◆ 問題の内容: 作品解説の文章のうち、「スタジオ・ビリッヒにて製作」を含む語句で始まり「チェンバロとテープのための共同プログラム》(1972) 約20分。」で終わる部分を一字も変えずに書き写してください。

◆ ページの文章:

あるいはチェンバロとテープのための共同プログラム

(1972年1月10月)

 

なぜこのタイトルなのか?

[この作品の]聴取以前、あるいは聴取後に、この問いは問われたままだろう。あるいは再び問われるだろう(これにより疑問符が付されるのだ)。それは、総選挙の以前あるいは以後に、〈社会主義〉の大いなる問題が問われたままであるのと同様である。

(比較はしたくはないけれども、現代社会の外側で人は生きることができるだろうか?[いや、できない。])

反動家たちが、彼らの言うことを喜んで聞く素朴な人々を前に、外国に存在する社会主義体制を断罪すること、それはもっとも有利でもっとも簡単な解決法である。もっと難しいのは、不当な利益に基づかないような独自な社会を建設することである。そしてこれ、これはすべての人に関係している、芸術家たちにさえも関係しているのだ。

(私は政治をするのではなく、社会の中にその位置を持っているはずの仕事メチエをしようとしている。)

この探求に参加すること、これが昔から私の唯一の興味であった。

(私の領野では、例えそれが非常に控えめなものであったとしても、行動というものがその場を得ているということは、言っておかなければならないだろう。結局のところ、私はあきらめないのだ。)

どうして、この支配的な関心が私の仕事のうちで表現されてならないということがあるだろうか、そうでしょう? 否が応でも社会的希望と芸術的希望は切り離すことはできない。[しかし]旧来の特権を保護するために人はしばしばそうしようとするのだが。

それが映画の中に見られるような直接的なものであろうと、私の音楽の中でのような間接的なものであろうと、問いは問われたままなのである。すなわち、

(ここにそれを再び問う。問いは二重になっている。発言権を握っている間になるべく話しておこうじゃないか。)

 特に、私のタイトルと私の作品の間に関係はあるのだろうか?

 一般に、どのようにして芸術活動において新社会建設にむかって仕事をすることができるのだろうか?

(これこそが問いである。私にはわからない、しかし答えを探している、探し続けているのだ……。)

 

リュック・フェラーリ

スタジオ・ビリッヒにて製作

GMEBのスタジオで最終ミキシング

 

この文章は、現在手に入れることができるこの作品の楽譜の最初にも記されており、一言一句全く同じものである。その日付は作曲年と同じ1972年である。(1)

 そして、その次は自身で作成した作品カタログ「混乱した軌跡」(2) 内の記述である。

 

チェンバロとテープのための共同プログラム》(1972) 約20分。

注釈付き領域の一覧
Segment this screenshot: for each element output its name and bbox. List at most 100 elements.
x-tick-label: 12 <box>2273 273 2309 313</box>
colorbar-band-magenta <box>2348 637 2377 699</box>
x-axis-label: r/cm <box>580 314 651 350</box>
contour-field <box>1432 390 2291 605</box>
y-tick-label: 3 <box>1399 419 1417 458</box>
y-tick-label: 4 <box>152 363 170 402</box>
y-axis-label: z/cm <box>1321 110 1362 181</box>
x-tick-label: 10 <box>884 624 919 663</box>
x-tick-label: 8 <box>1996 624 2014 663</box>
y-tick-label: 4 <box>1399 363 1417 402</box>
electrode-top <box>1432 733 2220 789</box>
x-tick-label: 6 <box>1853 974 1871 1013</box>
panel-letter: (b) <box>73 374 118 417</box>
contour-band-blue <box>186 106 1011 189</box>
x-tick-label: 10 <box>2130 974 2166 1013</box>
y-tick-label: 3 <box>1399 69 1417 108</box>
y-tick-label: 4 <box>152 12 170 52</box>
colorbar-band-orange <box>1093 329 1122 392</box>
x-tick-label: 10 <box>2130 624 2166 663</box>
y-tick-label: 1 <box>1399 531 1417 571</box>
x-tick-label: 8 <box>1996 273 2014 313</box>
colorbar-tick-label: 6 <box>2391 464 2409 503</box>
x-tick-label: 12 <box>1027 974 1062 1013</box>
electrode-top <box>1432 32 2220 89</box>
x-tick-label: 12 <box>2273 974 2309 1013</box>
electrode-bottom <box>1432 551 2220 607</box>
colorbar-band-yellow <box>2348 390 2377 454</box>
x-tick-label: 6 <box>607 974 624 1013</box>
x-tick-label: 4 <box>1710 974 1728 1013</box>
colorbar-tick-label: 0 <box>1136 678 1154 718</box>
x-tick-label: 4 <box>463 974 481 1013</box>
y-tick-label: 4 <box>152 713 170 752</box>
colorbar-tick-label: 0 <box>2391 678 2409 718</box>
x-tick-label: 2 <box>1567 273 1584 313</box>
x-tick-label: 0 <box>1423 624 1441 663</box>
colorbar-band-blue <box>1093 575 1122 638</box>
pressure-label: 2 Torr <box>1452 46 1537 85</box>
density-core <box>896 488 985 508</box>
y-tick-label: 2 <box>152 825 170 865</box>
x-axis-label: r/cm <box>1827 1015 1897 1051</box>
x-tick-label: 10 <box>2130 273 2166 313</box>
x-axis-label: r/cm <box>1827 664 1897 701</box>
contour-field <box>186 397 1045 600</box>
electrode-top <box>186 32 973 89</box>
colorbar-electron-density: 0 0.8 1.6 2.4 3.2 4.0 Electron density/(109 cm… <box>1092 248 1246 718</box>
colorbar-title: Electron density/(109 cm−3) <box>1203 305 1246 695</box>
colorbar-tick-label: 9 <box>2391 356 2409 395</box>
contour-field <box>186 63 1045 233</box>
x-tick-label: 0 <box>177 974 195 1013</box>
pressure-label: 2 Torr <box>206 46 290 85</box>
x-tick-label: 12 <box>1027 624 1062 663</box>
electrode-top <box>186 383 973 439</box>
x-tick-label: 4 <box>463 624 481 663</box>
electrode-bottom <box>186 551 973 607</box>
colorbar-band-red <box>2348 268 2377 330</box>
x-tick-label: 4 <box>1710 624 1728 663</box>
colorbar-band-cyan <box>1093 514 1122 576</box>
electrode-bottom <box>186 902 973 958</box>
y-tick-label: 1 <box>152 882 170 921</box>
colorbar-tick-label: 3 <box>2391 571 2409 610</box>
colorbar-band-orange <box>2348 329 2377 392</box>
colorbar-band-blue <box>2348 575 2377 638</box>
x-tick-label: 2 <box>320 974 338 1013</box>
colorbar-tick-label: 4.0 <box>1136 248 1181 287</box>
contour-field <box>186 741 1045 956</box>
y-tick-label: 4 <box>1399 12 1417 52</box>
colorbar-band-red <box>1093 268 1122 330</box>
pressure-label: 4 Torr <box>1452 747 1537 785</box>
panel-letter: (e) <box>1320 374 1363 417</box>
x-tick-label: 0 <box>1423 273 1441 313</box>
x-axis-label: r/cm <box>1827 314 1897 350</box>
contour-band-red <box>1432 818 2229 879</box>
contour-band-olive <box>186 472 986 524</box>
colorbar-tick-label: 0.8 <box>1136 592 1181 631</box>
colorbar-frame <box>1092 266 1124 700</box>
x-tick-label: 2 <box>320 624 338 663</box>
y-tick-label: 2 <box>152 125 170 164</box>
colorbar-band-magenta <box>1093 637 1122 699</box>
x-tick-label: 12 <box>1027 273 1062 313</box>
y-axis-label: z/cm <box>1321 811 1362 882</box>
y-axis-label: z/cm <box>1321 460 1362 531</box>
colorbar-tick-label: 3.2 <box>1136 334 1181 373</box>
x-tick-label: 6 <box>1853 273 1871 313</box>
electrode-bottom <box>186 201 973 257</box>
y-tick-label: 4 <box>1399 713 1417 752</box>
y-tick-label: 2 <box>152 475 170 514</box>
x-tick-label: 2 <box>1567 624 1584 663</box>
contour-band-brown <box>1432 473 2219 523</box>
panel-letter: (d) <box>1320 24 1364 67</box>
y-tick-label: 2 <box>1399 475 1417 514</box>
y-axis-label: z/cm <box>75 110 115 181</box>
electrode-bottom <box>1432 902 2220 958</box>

◆ 問題への回答:
スタジオ・ビリッヒにて製作

GMEBのスタジオで最終ミキシング

 

この文章は、現在手に入れることができるこの作品の楽譜の最初にも記されており、一言一句全く同じものである。その日付は作曲年と同じ1972年である。(1)

 そして、その次は自身で作成した作品カタログ「混乱した軌跡」(2) 内の記述である。

 

チェンバロとテープのための共同プログラム》(1972) 約20分。